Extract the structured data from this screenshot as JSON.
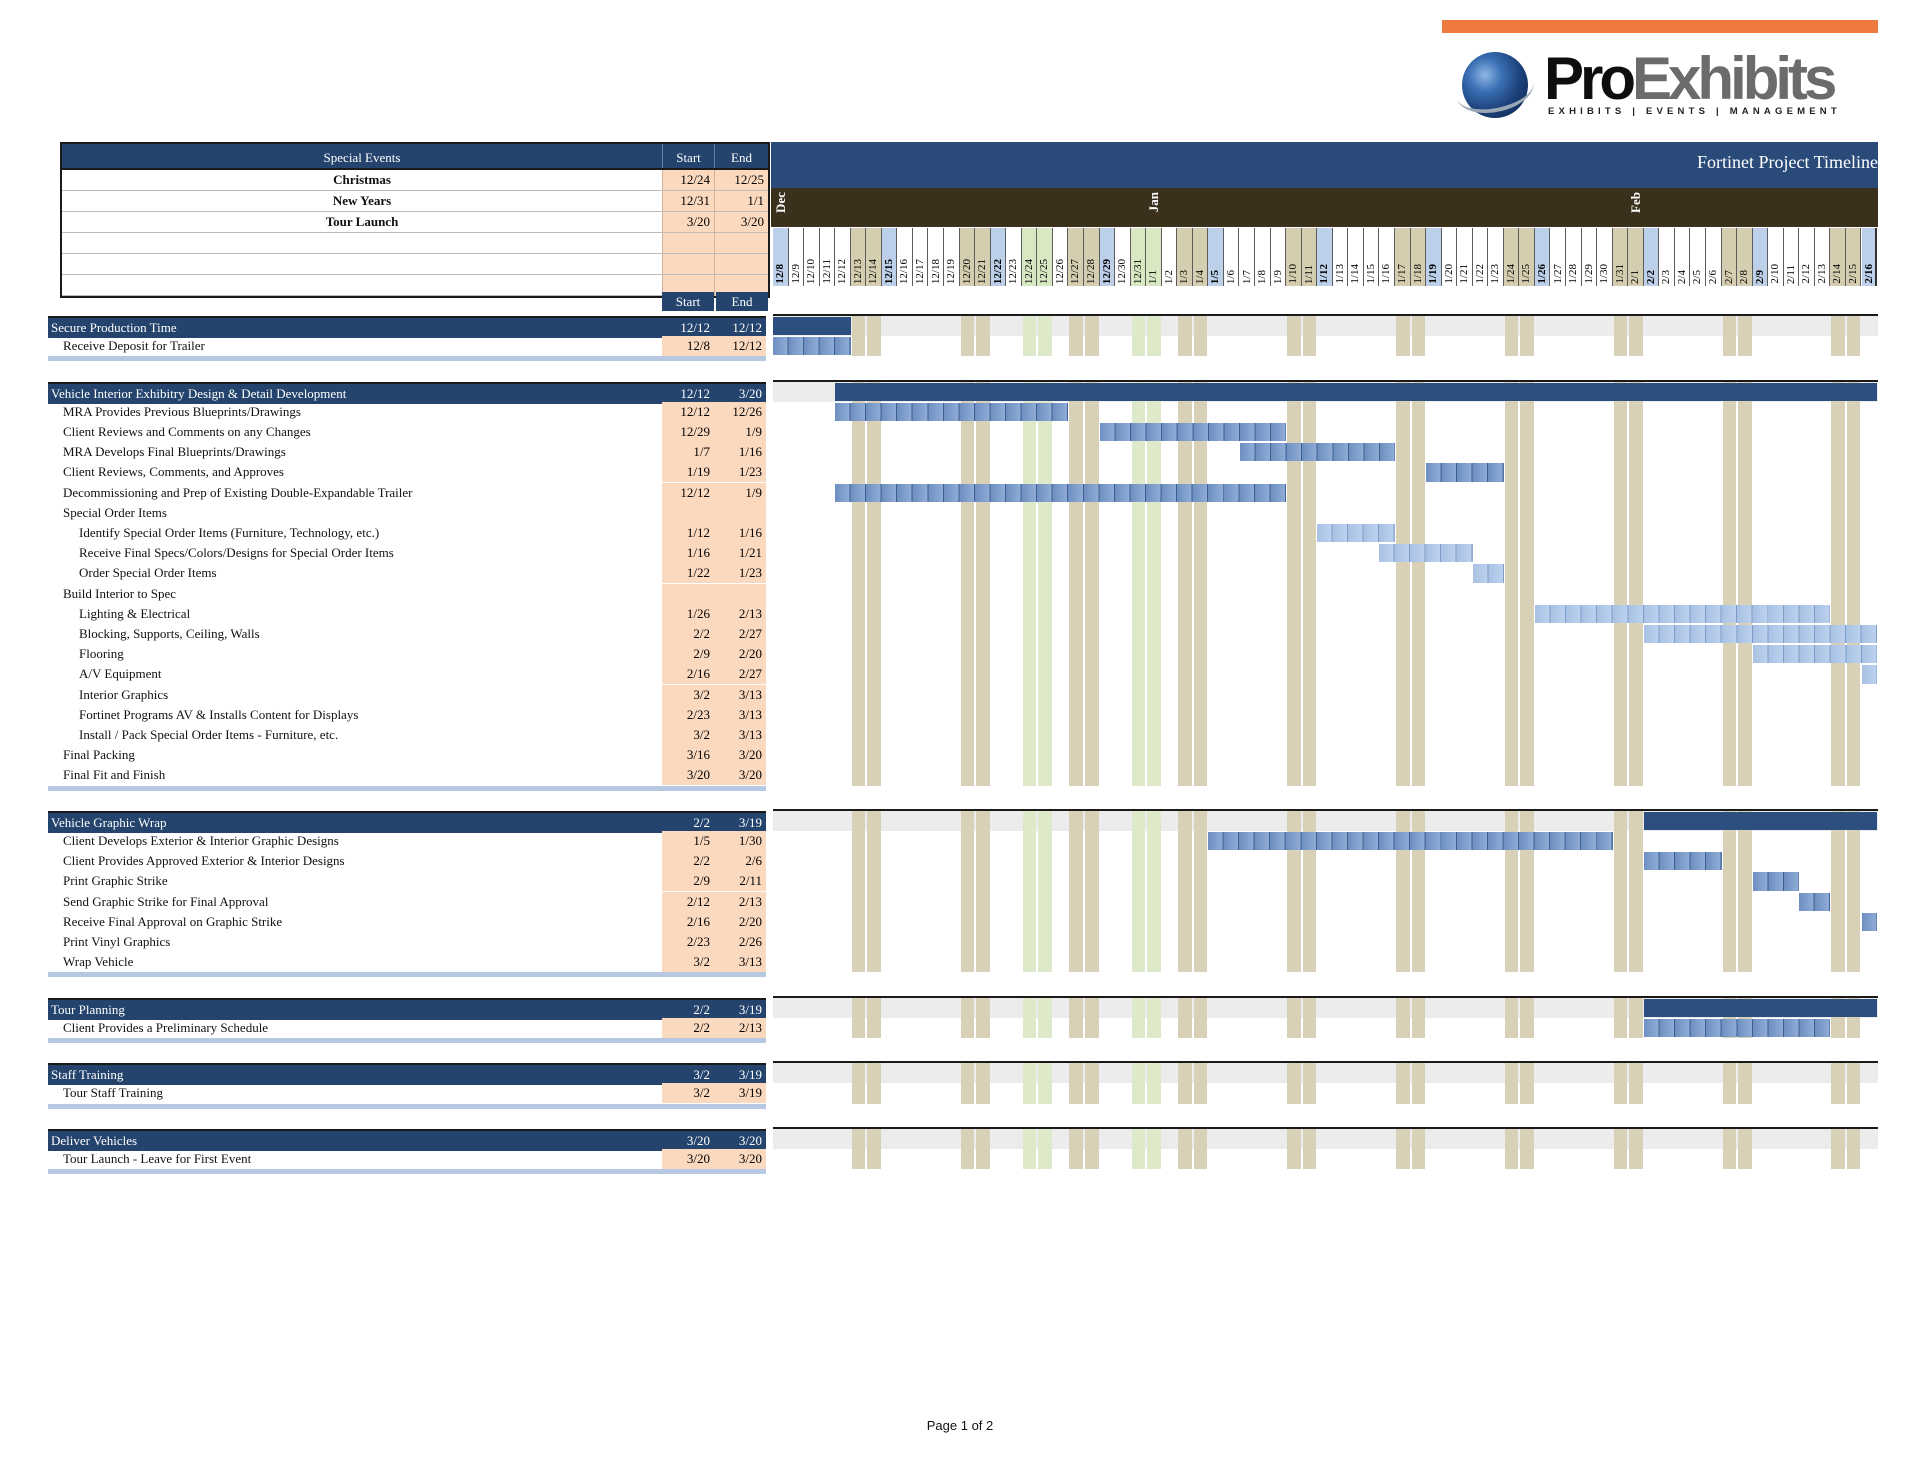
{
  "brand": {
    "name_part1": "Pro",
    "name_part2": "Exhibits",
    "tagline": "EXHIBITS | EVENTS | MANAGEMENT",
    "accent_color": "#ef7a3f",
    "navy": "#24446e"
  },
  "special_events": {
    "header": {
      "name": "Special Events",
      "start": "Start",
      "end": "End"
    },
    "rows": [
      {
        "name": "Christmas",
        "start": "12/24",
        "end": "12/25"
      },
      {
        "name": "New Years",
        "start": "12/31",
        "end": "1/1"
      },
      {
        "name": "Tour Launch",
        "start": "3/20",
        "end": "3/20"
      },
      {
        "name": "",
        "start": "",
        "end": ""
      },
      {
        "name": "",
        "start": "",
        "end": ""
      },
      {
        "name": "",
        "start": "",
        "end": ""
      }
    ]
  },
  "task_columns": {
    "start": "Start",
    "end": "End"
  },
  "gantt": {
    "title": "Fortinet Project Timeline",
    "months": [
      {
        "label": "Dec",
        "day_index": 0
      },
      {
        "label": "Jan",
        "day_index": 24
      },
      {
        "label": "Feb",
        "day_index": 55
      }
    ],
    "days": [
      "12/8",
      "12/9",
      "12/10",
      "12/11",
      "12/12",
      "12/13",
      "12/14",
      "12/15",
      "12/16",
      "12/17",
      "12/18",
      "12/19",
      "12/20",
      "12/21",
      "12/22",
      "12/23",
      "12/24",
      "12/25",
      "12/26",
      "12/27",
      "12/28",
      "12/29",
      "12/30",
      "12/31",
      "1/1",
      "1/2",
      "1/3",
      "1/4",
      "1/5",
      "1/6",
      "1/7",
      "1/8",
      "1/9",
      "1/10",
      "1/11",
      "1/12",
      "1/13",
      "1/14",
      "1/15",
      "1/16",
      "1/17",
      "1/18",
      "1/19",
      "1/20",
      "1/21",
      "1/22",
      "1/23",
      "1/24",
      "1/25",
      "1/26",
      "1/27",
      "1/28",
      "1/29",
      "1/30",
      "1/31",
      "2/1",
      "2/2",
      "2/3",
      "2/4",
      "2/5",
      "2/6",
      "2/7",
      "2/8",
      "2/9",
      "2/10",
      "2/11",
      "2/12",
      "2/13",
      "2/14",
      "2/15",
      "2/16"
    ],
    "day_types": [
      "mon",
      "tue",
      "tue",
      "tue",
      "tue",
      "sat",
      "sun",
      "mon",
      "tue",
      "tue",
      "tue",
      "tue",
      "sat",
      "sun",
      "mon",
      "tue",
      "hol",
      "hol",
      "tue",
      "sat",
      "sun",
      "mon",
      "tue",
      "hol",
      "hol",
      "tue",
      "sat",
      "sun",
      "mon",
      "tue",
      "tue",
      "tue",
      "tue",
      "sat",
      "sun",
      "mon",
      "tue",
      "tue",
      "tue",
      "tue",
      "sat",
      "sun",
      "mon",
      "tue",
      "tue",
      "tue",
      "tue",
      "sat",
      "sun",
      "mon",
      "tue",
      "tue",
      "tue",
      "tue",
      "sat",
      "sun",
      "mon",
      "tue",
      "tue",
      "tue",
      "tue",
      "sat",
      "sun",
      "mon",
      "tue",
      "tue",
      "tue",
      "tue",
      "sat",
      "sun",
      "mon"
    ]
  },
  "sections": [
    {
      "title": "Secure Production Time",
      "start": "12/12",
      "end": "12/12",
      "tasks": [
        {
          "name": "Receive Deposit for Trailer",
          "start": "12/8",
          "end": "12/12",
          "indent": 1,
          "bar": [
            0,
            4
          ]
        }
      ],
      "bar": [
        0,
        4
      ]
    },
    {
      "title": "Vehicle Interior Exhibitry Design & Detail Development",
      "start": "12/12",
      "end": "3/20",
      "bar": [
        4,
        70
      ],
      "tasks": [
        {
          "name": "MRA Provides Previous Blueprints/Drawings",
          "start": "12/12",
          "end": "12/26",
          "indent": 1,
          "bar": [
            4,
            18
          ]
        },
        {
          "name": "Client Reviews and Comments on any Changes",
          "start": "12/29",
          "end": "1/9",
          "indent": 1,
          "bar": [
            21,
            32
          ]
        },
        {
          "name": "MRA Develops Final Blueprints/Drawings",
          "start": "1/7",
          "end": "1/16",
          "indent": 1,
          "bar": [
            30,
            39
          ]
        },
        {
          "name": "Client Reviews, Comments, and Approves",
          "start": "1/19",
          "end": "1/23",
          "indent": 1,
          "bar": [
            42,
            46
          ]
        },
        {
          "name": "Decommissioning and Prep of Existing Double-Expandable Trailer",
          "start": "12/12",
          "end": "1/9",
          "indent": 1,
          "bar": [
            4,
            32
          ]
        },
        {
          "name": "Special Order Items",
          "start": "",
          "end": "",
          "indent": 1
        },
        {
          "name": "Identify Special Order Items (Furniture, Technology, etc.)",
          "start": "1/12",
          "end": "1/16",
          "indent": 2,
          "bar": [
            35,
            39
          ],
          "light": true
        },
        {
          "name": "Receive Final Specs/Colors/Designs for Special Order Items",
          "start": "1/16",
          "end": "1/21",
          "indent": 2,
          "bar": [
            39,
            44
          ],
          "light": true
        },
        {
          "name": "Order Special Order Items",
          "start": "1/22",
          "end": "1/23",
          "indent": 2,
          "bar": [
            45,
            46
          ],
          "light": true
        },
        {
          "name": "Build Interior to Spec",
          "start": "",
          "end": "",
          "indent": 1
        },
        {
          "name": "Lighting & Electrical",
          "start": "1/26",
          "end": "2/13",
          "indent": 2,
          "bar": [
            49,
            67
          ],
          "light": true
        },
        {
          "name": "Blocking, Supports, Ceiling, Walls",
          "start": "2/2",
          "end": "2/27",
          "indent": 2,
          "bar": [
            56,
            70
          ],
          "light": true
        },
        {
          "name": "Flooring",
          "start": "2/9",
          "end": "2/20",
          "indent": 2,
          "bar": [
            63,
            70
          ],
          "light": true
        },
        {
          "name": "A/V Equipment",
          "start": "2/16",
          "end": "2/27",
          "indent": 2,
          "bar": [
            70,
            70
          ],
          "light": true
        },
        {
          "name": "Interior Graphics",
          "start": "3/2",
          "end": "3/13",
          "indent": 2
        },
        {
          "name": "Fortinet Programs AV & Installs Content for Displays",
          "start": "2/23",
          "end": "3/13",
          "indent": 2
        },
        {
          "name": "Install / Pack Special Order Items - Furniture, etc.",
          "start": "3/2",
          "end": "3/13",
          "indent": 2
        },
        {
          "name": "Final Packing",
          "start": "3/16",
          "end": "3/20",
          "indent": 1
        },
        {
          "name": "Final Fit and Finish",
          "start": "3/20",
          "end": "3/20",
          "indent": 1
        }
      ]
    },
    {
      "title": "Vehicle Graphic Wrap",
      "start": "2/2",
      "end": "3/19",
      "bar": [
        56,
        70
      ],
      "tasks": [
        {
          "name": "Client Develops Exterior & Interior Graphic Designs",
          "start": "1/5",
          "end": "1/30",
          "indent": 1,
          "bar": [
            28,
            53
          ]
        },
        {
          "name": "Client Provides Approved Exterior & Interior Designs",
          "start": "2/2",
          "end": "2/6",
          "indent": 1,
          "bar": [
            56,
            60
          ]
        },
        {
          "name": "Print Graphic Strike",
          "start": "2/9",
          "end": "2/11",
          "indent": 1,
          "bar": [
            63,
            65
          ]
        },
        {
          "name": "Send Graphic Strike for Final Approval",
          "start": "2/12",
          "end": "2/13",
          "indent": 1,
          "bar": [
            66,
            67
          ]
        },
        {
          "name": "Receive Final Approval on Graphic Strike",
          "start": "2/16",
          "end": "2/20",
          "indent": 1,
          "bar": [
            70,
            70
          ]
        },
        {
          "name": "Print Vinyl Graphics",
          "start": "2/23",
          "end": "2/26",
          "indent": 1
        },
        {
          "name": "Wrap Vehicle",
          "start": "3/2",
          "end": "3/13",
          "indent": 1
        }
      ]
    },
    {
      "title": "Tour Planning",
      "start": "2/2",
      "end": "3/19",
      "bar": [
        56,
        70
      ],
      "tasks": [
        {
          "name": "Client Provides a Preliminary Schedule",
          "start": "2/2",
          "end": "2/13",
          "indent": 1,
          "bar": [
            56,
            67
          ]
        }
      ]
    },
    {
      "title": "Staff Training",
      "start": "3/2",
      "end": "3/19",
      "tasks": [
        {
          "name": "Tour Staff Training",
          "start": "3/2",
          "end": "3/19",
          "indent": 1
        }
      ]
    },
    {
      "title": "Deliver Vehicles",
      "start": "3/20",
      "end": "3/20",
      "tasks": [
        {
          "name": "Tour Launch - Leave for First Event",
          "start": "3/20",
          "end": "3/20",
          "indent": 1
        }
      ]
    }
  ],
  "footer": "Page 1 of 2"
}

## Work instructions
Look through the records and gather each line with the word "Graphics".

## Solution to this exercise
          "name": "Interior Graphics",
          "name": "Print Vinyl Graphics",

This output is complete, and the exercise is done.